___ Information supplied ___

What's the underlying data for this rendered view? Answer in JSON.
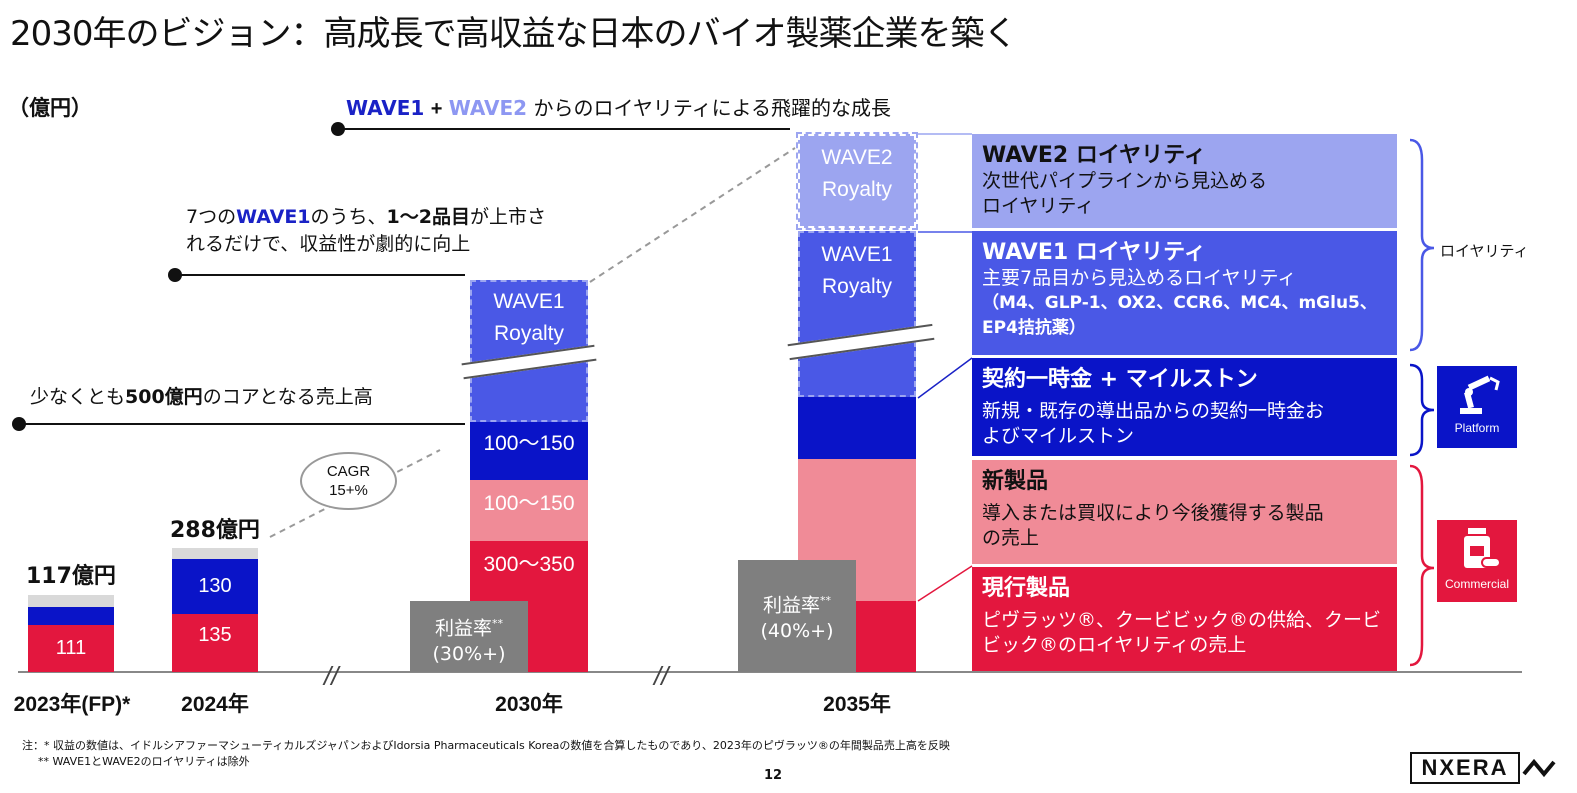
{
  "title": "2030年のビジョン：高成長で高収益な日本のバイオ製薬企業を築く",
  "unit_label": "（億円）",
  "wave_header": {
    "wave1": "WAVE1",
    "plus": "+",
    "wave2": "WAVE2",
    "rest": "からのロイヤリティによる飛躍的な成長"
  },
  "annotation_wave1": {
    "line1_a": "7つの",
    "line1_b": "WAVE1",
    "line1_c": "のうち、",
    "line1_d": "1〜2品目",
    "line1_e": "が上市さ",
    "line2": "れるだけで、収益性が劇的に向上"
  },
  "annotation_core": {
    "a": "少なくとも",
    "b": "500億円",
    "c": "のコアとなる売上高"
  },
  "cagr": {
    "label": "CAGR",
    "value": "15+%"
  },
  "colors": {
    "current": "#e3173e",
    "new_products": "#f08b97",
    "milestone": "#0a14c8",
    "wave1": "#4a58e6",
    "wave2": "#9ca5f0",
    "other": "#d9d9d9",
    "margin": "#7f7f7f"
  },
  "chart_data": {
    "type": "bar",
    "stacked": true,
    "title": "2030年のビジョン：高成長で高収益な日本のバイオ製薬企業を築く",
    "ylabel": "（億円）",
    "categories": [
      "2023年(FP)*",
      "2024年",
      "2030年",
      "2035年"
    ],
    "totals": [
      "117億円",
      "288億円",
      "",
      ""
    ],
    "series": [
      {
        "name": "現行製品",
        "values": [
          111,
          135,
          "300〜350",
          null
        ]
      },
      {
        "name": "新製品",
        "values": [
          null,
          null,
          "100〜150",
          null
        ]
      },
      {
        "name": "契約一時金 + マイルストン",
        "values": [
          null,
          130,
          "100〜150",
          null
        ]
      },
      {
        "name": "WAVE1 Royalty",
        "values": [
          null,
          null,
          null,
          null
        ]
      },
      {
        "name": "WAVE2 Royalty",
        "values": [
          null,
          null,
          null,
          null
        ]
      }
    ],
    "profit_margin": [
      null,
      null,
      "(30%+)",
      "(40%+)"
    ],
    "bars": {
      "y2023": {
        "label": "2023年(FP)*",
        "total": "117億円",
        "current": "111"
      },
      "y2024": {
        "label": "2024年",
        "total": "288億円",
        "current": "135",
        "milestone": "130"
      },
      "y2030": {
        "label": "2030年",
        "current": "300〜350",
        "new": "100〜150",
        "milestone": "100〜150",
        "wave1_line1": "WAVE1",
        "wave1_line2": "Royalty"
      },
      "y2035": {
        "label": "2035年",
        "wave1_line1": "WAVE1",
        "wave1_line2": "Royalty",
        "wave2_line1": "WAVE2",
        "wave2_line2": "Royalty"
      }
    },
    "margin_label": "利益率",
    "margin_mark": "**",
    "margin_2030": "(30%+)",
    "margin_2035": "(40%+)"
  },
  "legend": {
    "wave2": {
      "title": "WAVE2 ロイヤリティ",
      "desc1": "次世代パイプラインから見込める",
      "desc2": "ロイヤリティ"
    },
    "wave1": {
      "title": "WAVE1 ロイヤリティ",
      "desc1": "主要7品目から見込めるロイヤリティ",
      "desc2": "（M4、GLP-1、OX2、CCR6、MC4、mGlu5、",
      "desc3": "EP4拮抗薬）"
    },
    "milestone": {
      "title": "契約一時金 + マイルストン",
      "desc1": "新規・既存の導出品からの契約一時金お",
      "desc2": "よびマイルストン"
    },
    "new": {
      "title": "新製品",
      "desc1": "導入または買収により今後獲得する製品",
      "desc2": "の売上"
    },
    "current": {
      "title": "現行製品",
      "desc1": "ピヴラッツ®、クービビック®の供給、クービ",
      "desc2": "ビック®のロイヤリティの売上"
    }
  },
  "groups": {
    "royalty": "ロイヤリティ",
    "platform": "Platform",
    "commercial": "Commercial"
  },
  "footnotes": {
    "note1": "注：* 収益の数値は、イドルシアファーマシューティカルズジャパンおよびIdorsia Pharmaceuticals Koreaの数値を合算したものであり、2023年のピヴラッツ®の年間製品売上高を反映",
    "note2": "** WAVE1とWAVE2のロイヤリティは除外"
  },
  "page_number": "12",
  "logo_text": "NXERA"
}
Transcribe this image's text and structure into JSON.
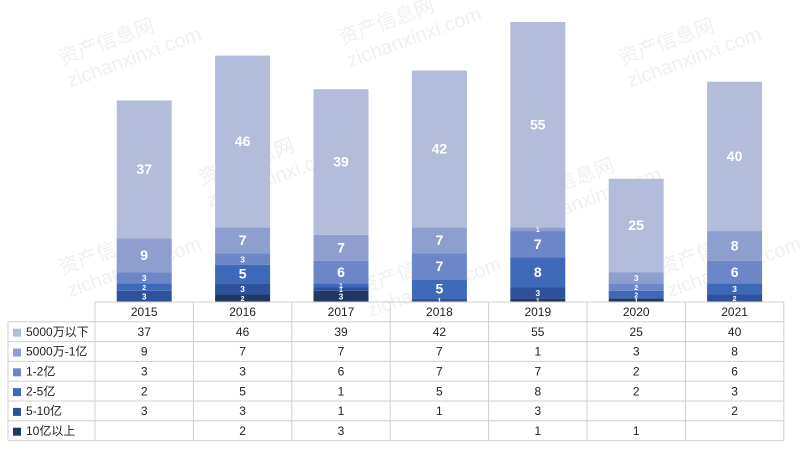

___

[Work required]
Copy every record character for character. Skip the pictures.

[Worked solution]
What's the underlying data for this rendered view? Answer in JSON.
{
  "title": "2030年のビジョン：高成長で高収益な日本のバイオ製薬企業を築く",
  "unit_label": "（億円）",
  "wave_header": {
    "wave1": "WAVE1",
    "plus": "+",
    "wave2": "WAVE2",
    "rest": "からのロイヤリティによる飛躍的な成長"
  },
  "annotation_wave1": {
    "line1_a": "7つの",
    "line1_b": "WAVE1",
    "line1_c": "のうち、",
    "line1_d": "1〜2品目",
    "line1_e": "が上市さ",
    "line2": "れるだけで、収益性が劇的に向上"
  },
  "annotation_core": {
    "a": "少なくとも",
    "b": "500億円",
    "c": "のコアとなる売上高"
  },
  "cagr": {
    "label": "CAGR",
    "value": "15+%"
  },
  "colors": {
    "current": "#e3173e",
    "new_products": "#f08b97",
    "milestone": "#0a14c8",
    "wave1": "#4a58e6",
    "wave2": "#9ca5f0",
    "other": "#d9d9d9",
    "margin": "#7f7f7f"
  },
  "chart_data": {
    "type": "bar",
    "stacked": true,
    "title": "2030年のビジョン：高成長で高収益な日本のバイオ製薬企業を築く",
    "ylabel": "（億円）",
    "categories": [
      "2023年(FP)*",
      "2024年",
      "2030年",
      "2035年"
    ],
    "totals": [
      "117億円",
      "288億円",
      "",
      ""
    ],
    "series": [
      {
        "name": "現行製品",
        "values": [
          111,
          135,
          "300〜350",
          null
        ]
      },
      {
        "name": "新製品",
        "values": [
          null,
          null,
          "100〜150",
          null
        ]
      },
      {
        "name": "契約一時金 + マイルストン",
        "values": [
          null,
          130,
          "100〜150",
          null
        ]
      },
      {
        "name": "WAVE1 Royalty",
        "values": [
          null,
          null,
          null,
          null
        ]
      },
      {
        "name": "WAVE2 Royalty",
        "values": [
          null,
          null,
          null,
          null
        ]
      }
    ],
    "profit_margin": [
      null,
      null,
      "(30%+)",
      "(40%+)"
    ],
    "bars": {
      "y2023": {
        "label": "2023年(FP)*",
        "total": "117億円",
        "current": "111"
      },
      "y2024": {
        "label": "2024年",
        "total": "288億円",
        "current": "135",
        "milestone": "130"
      },
      "y2030": {
        "label": "2030年",
        "current": "300〜350",
        "new": "100〜150",
        "milestone": "100〜150",
        "wave1_line1": "WAVE1",
        "wave1_line2": "Royalty"
      },
      "y2035": {
        "label": "2035年",
        "wave1_line1": "WAVE1",
        "wave1_line2": "Royalty",
        "wave2_line1": "WAVE2",
        "wave2_line2": "Royalty"
      }
    },
    "margin_label": "利益率",
    "margin_mark": "**",
    "margin_2030": "(30%+)",
    "margin_2035": "(40%+)"
  },
  "legend": {
    "wave2": {
      "title": "WAVE2 ロイヤリティ",
      "desc1": "次世代パイプラインから見込める",
      "desc2": "ロイヤリティ"
    },
    "wave1": {
      "title": "WAVE1 ロイヤリティ",
      "desc1": "主要7品目から見込めるロイヤリティ",
      "desc2": "（M4、GLP-1、OX2、CCR6、MC4、mGlu5、",
      "desc3": "EP4拮抗薬）"
    },
    "milestone": {
      "title": "契約一時金 + マイルストン",
      "desc1": "新規・既存の導出品からの契約一時金お",
      "desc2": "よびマイルストン"
    },
    "new": {
      "title": "新製品",
      "desc1": "導入または買収により今後獲得する製品",
      "desc2": "の売上"
    },
    "current": {
      "title": "現行製品",
      "desc1": "ピヴラッツ®、クービビック®の供給、クービ",
      "desc2": "ビック®のロイヤリティの売上"
    }
  },
  "groups": {
    "royalty": "ロイヤリティ",
    "platform": "Platform",
    "commercial": "Commercial"
  },
  "footnotes": {
    "note1": "注：* 収益の数値は、イドルシアファーマシューティカルズジャパンおよびIdorsia Pharmaceuticals Koreaの数値を合算したものであり、2023年のピヴラッツ®の年間製品売上高を反映",
    "note2": "** WAVE1とWAVE2のロイヤリティは除外"
  },
  "page_number": "12",
  "logo_text": "NXERA"
}
Transcribe this image's text and structure into JSON.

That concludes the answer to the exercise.